Output the material beneath exactly, leaving nothing out.
====== INFORMATION SUPPLIED ======
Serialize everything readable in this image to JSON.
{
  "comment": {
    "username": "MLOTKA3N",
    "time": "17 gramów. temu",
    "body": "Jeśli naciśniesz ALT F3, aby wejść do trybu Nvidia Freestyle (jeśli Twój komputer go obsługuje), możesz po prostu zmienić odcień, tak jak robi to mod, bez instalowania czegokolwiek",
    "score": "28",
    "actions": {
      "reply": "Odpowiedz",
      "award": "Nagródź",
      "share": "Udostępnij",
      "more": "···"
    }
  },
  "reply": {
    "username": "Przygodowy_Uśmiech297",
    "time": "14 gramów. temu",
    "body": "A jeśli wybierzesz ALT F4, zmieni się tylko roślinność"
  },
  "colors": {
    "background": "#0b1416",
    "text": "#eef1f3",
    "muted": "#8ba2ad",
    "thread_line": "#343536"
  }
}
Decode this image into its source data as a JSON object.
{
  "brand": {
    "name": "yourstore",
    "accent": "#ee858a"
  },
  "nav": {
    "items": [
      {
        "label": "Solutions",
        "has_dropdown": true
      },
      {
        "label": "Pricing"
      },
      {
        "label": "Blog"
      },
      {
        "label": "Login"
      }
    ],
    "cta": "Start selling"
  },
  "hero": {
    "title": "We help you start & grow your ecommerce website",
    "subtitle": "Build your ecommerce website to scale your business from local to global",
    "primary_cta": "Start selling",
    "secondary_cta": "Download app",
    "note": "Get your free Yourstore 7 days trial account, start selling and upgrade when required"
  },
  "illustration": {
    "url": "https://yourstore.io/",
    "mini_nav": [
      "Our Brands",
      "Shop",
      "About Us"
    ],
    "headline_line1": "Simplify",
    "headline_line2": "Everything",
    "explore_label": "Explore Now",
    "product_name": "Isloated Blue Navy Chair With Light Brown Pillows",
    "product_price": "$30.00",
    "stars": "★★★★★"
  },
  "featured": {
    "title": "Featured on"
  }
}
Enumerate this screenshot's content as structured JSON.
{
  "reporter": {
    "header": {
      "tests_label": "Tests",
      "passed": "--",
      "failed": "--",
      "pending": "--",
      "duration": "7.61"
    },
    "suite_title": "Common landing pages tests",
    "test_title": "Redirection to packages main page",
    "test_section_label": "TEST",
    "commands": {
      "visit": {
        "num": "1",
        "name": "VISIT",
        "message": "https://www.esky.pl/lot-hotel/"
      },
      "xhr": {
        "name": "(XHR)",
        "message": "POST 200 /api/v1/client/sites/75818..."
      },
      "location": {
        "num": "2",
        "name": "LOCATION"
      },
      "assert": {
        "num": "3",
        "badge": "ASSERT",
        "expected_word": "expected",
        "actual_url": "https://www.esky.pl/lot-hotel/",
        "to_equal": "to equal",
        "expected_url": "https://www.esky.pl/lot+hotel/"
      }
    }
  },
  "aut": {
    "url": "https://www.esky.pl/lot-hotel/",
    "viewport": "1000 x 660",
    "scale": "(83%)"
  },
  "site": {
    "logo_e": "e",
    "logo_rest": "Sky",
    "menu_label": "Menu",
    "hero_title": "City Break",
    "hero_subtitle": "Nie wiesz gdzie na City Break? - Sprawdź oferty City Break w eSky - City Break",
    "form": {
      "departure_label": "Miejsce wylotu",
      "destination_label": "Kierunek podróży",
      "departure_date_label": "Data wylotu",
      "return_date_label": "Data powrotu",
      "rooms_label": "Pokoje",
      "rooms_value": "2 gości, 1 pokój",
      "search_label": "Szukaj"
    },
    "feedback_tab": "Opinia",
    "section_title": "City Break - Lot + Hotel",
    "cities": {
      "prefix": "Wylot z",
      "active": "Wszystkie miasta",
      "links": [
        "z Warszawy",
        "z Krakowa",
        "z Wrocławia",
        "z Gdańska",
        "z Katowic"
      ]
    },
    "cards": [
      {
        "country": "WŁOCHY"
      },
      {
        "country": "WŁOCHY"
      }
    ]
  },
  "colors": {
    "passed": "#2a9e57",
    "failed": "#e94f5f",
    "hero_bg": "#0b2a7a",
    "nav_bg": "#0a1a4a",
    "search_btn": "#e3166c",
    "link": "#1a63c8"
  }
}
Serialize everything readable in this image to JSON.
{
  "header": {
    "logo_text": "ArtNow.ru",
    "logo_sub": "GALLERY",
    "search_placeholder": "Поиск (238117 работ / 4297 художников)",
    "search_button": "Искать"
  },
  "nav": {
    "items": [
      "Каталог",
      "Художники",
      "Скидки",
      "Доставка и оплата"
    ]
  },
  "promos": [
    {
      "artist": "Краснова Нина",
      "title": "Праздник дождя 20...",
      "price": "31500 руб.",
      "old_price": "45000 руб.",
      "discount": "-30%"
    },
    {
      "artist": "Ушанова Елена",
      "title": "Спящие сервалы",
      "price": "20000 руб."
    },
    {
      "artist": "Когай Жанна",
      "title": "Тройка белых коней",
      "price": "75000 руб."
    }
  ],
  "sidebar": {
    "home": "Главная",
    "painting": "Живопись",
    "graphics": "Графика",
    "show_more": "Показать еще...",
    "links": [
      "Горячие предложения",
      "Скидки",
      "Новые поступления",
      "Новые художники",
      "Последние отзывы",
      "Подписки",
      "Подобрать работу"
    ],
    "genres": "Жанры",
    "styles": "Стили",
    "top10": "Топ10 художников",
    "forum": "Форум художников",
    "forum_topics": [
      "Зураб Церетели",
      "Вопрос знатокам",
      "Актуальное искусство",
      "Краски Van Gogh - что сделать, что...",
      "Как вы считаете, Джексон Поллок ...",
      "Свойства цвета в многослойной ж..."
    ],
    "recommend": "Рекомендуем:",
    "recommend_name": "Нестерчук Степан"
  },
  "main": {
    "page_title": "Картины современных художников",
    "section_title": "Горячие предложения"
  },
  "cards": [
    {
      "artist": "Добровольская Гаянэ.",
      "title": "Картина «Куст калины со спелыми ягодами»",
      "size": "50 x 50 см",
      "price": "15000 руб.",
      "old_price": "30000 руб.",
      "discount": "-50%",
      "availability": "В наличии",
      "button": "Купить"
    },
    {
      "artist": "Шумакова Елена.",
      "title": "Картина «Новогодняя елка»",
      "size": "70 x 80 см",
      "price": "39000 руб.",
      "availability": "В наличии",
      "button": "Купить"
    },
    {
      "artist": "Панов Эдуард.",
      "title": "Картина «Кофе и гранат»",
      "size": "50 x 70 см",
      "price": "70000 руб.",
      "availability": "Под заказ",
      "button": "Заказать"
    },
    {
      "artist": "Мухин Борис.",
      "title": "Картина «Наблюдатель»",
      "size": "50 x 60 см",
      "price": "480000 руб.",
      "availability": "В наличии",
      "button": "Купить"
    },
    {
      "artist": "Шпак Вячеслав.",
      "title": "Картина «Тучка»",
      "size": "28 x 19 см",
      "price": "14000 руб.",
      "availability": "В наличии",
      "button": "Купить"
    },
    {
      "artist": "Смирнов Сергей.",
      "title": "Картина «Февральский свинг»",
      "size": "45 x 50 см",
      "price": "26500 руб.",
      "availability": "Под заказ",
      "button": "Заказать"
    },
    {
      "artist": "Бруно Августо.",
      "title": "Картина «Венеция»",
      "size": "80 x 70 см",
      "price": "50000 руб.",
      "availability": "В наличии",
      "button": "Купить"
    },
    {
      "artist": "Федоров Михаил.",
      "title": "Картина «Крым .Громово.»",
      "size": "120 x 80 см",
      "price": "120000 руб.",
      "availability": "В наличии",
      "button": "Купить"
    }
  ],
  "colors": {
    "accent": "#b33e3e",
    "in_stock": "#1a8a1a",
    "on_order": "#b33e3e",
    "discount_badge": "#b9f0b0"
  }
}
======
EXERCISE SOLUTION:
Serialize everything readable in this image to JSON.
{
  "comment": {
    "username": "MLOTKA3N",
    "time": "17 gramów. temu",
    "body": "Jeśli naciśniesz ALT F3, aby wejść do trybu Nvidia Freestyle (jeśli Twój komputer go obsługuje), możesz po prostu zmienić odcień, tak jak robi to mod, bez instalowania czegokolwiek",
    "score": "28",
    "actions": {
      "reply": "Odpowiedz",
      "award": "Nagródź",
      "share": "Udostępnij",
      "more": "···"
    }
  },
  "reply": {
    "username": "Przygodowy_Uśmiech297",
    "time": "14 gramów. temu",
    "body": "A jeśli wybierzesz ALT F4, zmieni się tylko roślinność"
  },
  "colors": {
    "background": "#0b1416",
    "text": "#eef1f3",
    "muted": "#8ba2ad",
    "thread_line": "#343536"
  }
}
Decode this image into its source data as a JSON object.
{
  "brand": {
    "name": "yourstore",
    "accent": "#ee858a"
  },
  "nav": {
    "items": [
      {
        "label": "Solutions",
        "has_dropdown": true
      },
      {
        "label": "Pricing"
      },
      {
        "label": "Blog"
      },
      {
        "label": "Login"
      }
    ],
    "cta": "Start selling"
  },
  "hero": {
    "title": "We help you start & grow your ecommerce website",
    "subtitle": "Build your ecommerce website to scale your business from local to global",
    "primary_cta": "Start selling",
    "secondary_cta": "Download app",
    "note": "Get your free Yourstore 7 days trial account, start selling and upgrade when required"
  },
  "illustration": {
    "url": "https://yourstore.io/",
    "mini_nav": [
      "Our Brands",
      "Shop",
      "About Us"
    ],
    "headline_line1": "Simplify",
    "headline_line2": "Everything",
    "explore_label": "Explore Now",
    "product_name": "Isloated Blue Navy Chair With Light Brown Pillows",
    "product_price": "$30.00",
    "stars": "★★★★★"
  },
  "featured": {
    "title": "Featured on"
  }
}
Enumerate this screenshot's content as structured JSON.
{
  "reporter": {
    "header": {
      "tests_label": "Tests",
      "passed": "--",
      "failed": "--",
      "pending": "--",
      "duration": "7.61"
    },
    "suite_title": "Common landing pages tests",
    "test_title": "Redirection to packages main page",
    "test_section_label": "TEST",
    "commands": {
      "visit": {
        "num": "1",
        "name": "VISIT",
        "message": "https://www.esky.pl/lot-hotel/"
      },
      "xhr": {
        "name": "(XHR)",
        "message": "POST 200 /api/v1/client/sites/75818..."
      },
      "location": {
        "num": "2",
        "name": "LOCATION"
      },
      "assert": {
        "num": "3",
        "badge": "ASSERT",
        "expected_word": "expected",
        "actual_url": "https://www.esky.pl/lot-hotel/",
        "to_equal": "to equal",
        "expected_url": "https://www.esky.pl/lot+hotel/"
      }
    }
  },
  "aut": {
    "url": "https://www.esky.pl/lot-hotel/",
    "viewport": "1000 x 660",
    "scale": "(83%)"
  },
  "site": {
    "logo_e": "e",
    "logo_rest": "Sky",
    "menu_label": "Menu",
    "hero_title": "City Break",
    "hero_subtitle": "Nie wiesz gdzie na City Break? - Sprawdź oferty City Break w eSky - City Break",
    "form": {
      "departure_label": "Miejsce wylotu",
      "destination_label": "Kierunek podróży",
      "departure_date_label": "Data wylotu",
      "return_date_label": "Data powrotu",
      "rooms_label": "Pokoje",
      "rooms_value": "2 gości, 1 pokój",
      "search_label": "Szukaj"
    },
    "feedback_tab": "Opinia",
    "section_title": "City Break - Lot + Hotel",
    "cities": {
      "prefix": "Wylot z",
      "active": "Wszystkie miasta",
      "links": [
        "z Warszawy",
        "z Krakowa",
        "z Wrocławia",
        "z Gdańska",
        "z Katowic"
      ]
    },
    "cards": [
      {
        "country": "WŁOCHY"
      },
      {
        "country": "WŁOCHY"
      }
    ]
  },
  "colors": {
    "passed": "#2a9e57",
    "failed": "#e94f5f",
    "hero_bg": "#0b2a7a",
    "nav_bg": "#0a1a4a",
    "search_btn": "#e3166c",
    "link": "#1a63c8"
  }
}
Serialize everything readable in this image to JSON.
{
  "header": {
    "logo_text": "ArtNow.ru",
    "logo_sub": "GALLERY",
    "search_placeholder": "Поиск (238117 работ / 4297 художников)",
    "search_button": "Искать"
  },
  "nav": {
    "items": [
      "Каталог",
      "Художники",
      "Скидки",
      "Доставка и оплата"
    ]
  },
  "promos": [
    {
      "artist": "Краснова Нина",
      "title": "Праздник дождя 20...",
      "price": "31500 руб.",
      "old_price": "45000 руб.",
      "discount": "-30%"
    },
    {
      "artist": "Ушанова Елена",
      "title": "Спящие сервалы",
      "price": "20000 руб."
    },
    {
      "artist": "Когай Жанна",
      "title": "Тройка белых коней",
      "price": "75000 руб."
    }
  ],
  "sidebar": {
    "home": "Главная",
    "painting": "Живопись",
    "graphics": "Графика",
    "show_more": "Показать еще...",
    "links": [
      "Горячие предложения",
      "Скидки",
      "Новые поступления",
      "Новые художники",
      "Последние отзывы",
      "Подписки",
      "Подобрать работу"
    ],
    "genres": "Жанры",
    "styles": "Стили",
    "top10": "Топ10 художников",
    "forum": "Форум художников",
    "forum_topics": [
      "Зураб Церетели",
      "Вопрос знатокам",
      "Актуальное искусство",
      "Краски Van Gogh - что сделать, что...",
      "Как вы считаете, Джексон Поллок ...",
      "Свойства цвета в многослойной ж..."
    ],
    "recommend": "Рекомендуем:",
    "recommend_name": "Нестерчук Степан"
  },
  "main": {
    "page_title": "Картины современных художников",
    "section_title": "Горячие предложения"
  },
  "cards": [
    {
      "artist": "Добровольская Гаянэ.",
      "title": "Картина «Куст калины со спелыми ягодами»",
      "size": "50 x 50 см",
      "price": "15000 руб.",
      "old_price": "30000 руб.",
      "discount": "-50%",
      "availability": "В наличии",
      "button": "Купить"
    },
    {
      "artist": "Шумакова Елена.",
      "title": "Картина «Новогодняя елка»",
      "size": "70 x 80 см",
      "price": "39000 руб.",
      "availability": "В наличии",
      "button": "Купить"
    },
    {
      "artist": "Панов Эдуард.",
      "title": "Картина «Кофе и гранат»",
      "size": "50 x 70 см",
      "price": "70000 руб.",
      "availability": "Под заказ",
      "button": "Заказать"
    },
    {
      "artist": "Мухин Борис.",
      "title": "Картина «Наблюдатель»",
      "size": "50 x 60 см",
      "price": "480000 руб.",
      "availability": "В наличии",
      "button": "Купить"
    },
    {
      "artist": "Шпак Вячеслав.",
      "title": "Картина «Тучка»",
      "size": "28 x 19 см",
      "price": "14000 руб.",
      "availability": "В наличии",
      "button": "Купить"
    },
    {
      "artist": "Смирнов Сергей.",
      "title": "Картина «Февральский свинг»",
      "size": "45 x 50 см",
      "price": "26500 руб.",
      "availability": "Под заказ",
      "button": "Заказать"
    },
    {
      "artist": "Бруно Августо.",
      "title": "Картина «Венеция»",
      "size": "80 x 70 см",
      "price": "50000 руб.",
      "availability": "В наличии",
      "button": "Купить"
    },
    {
      "artist": "Федоров Михаил.",
      "title": "Картина «Крым .Громово.»",
      "size": "120 x 80 см",
      "price": "120000 руб.",
      "availability": "В наличии",
      "button": "Купить"
    }
  ],
  "colors": {
    "accent": "#b33e3e",
    "in_stock": "#1a8a1a",
    "on_order": "#b33e3e",
    "discount_badge": "#b9f0b0"
  }
}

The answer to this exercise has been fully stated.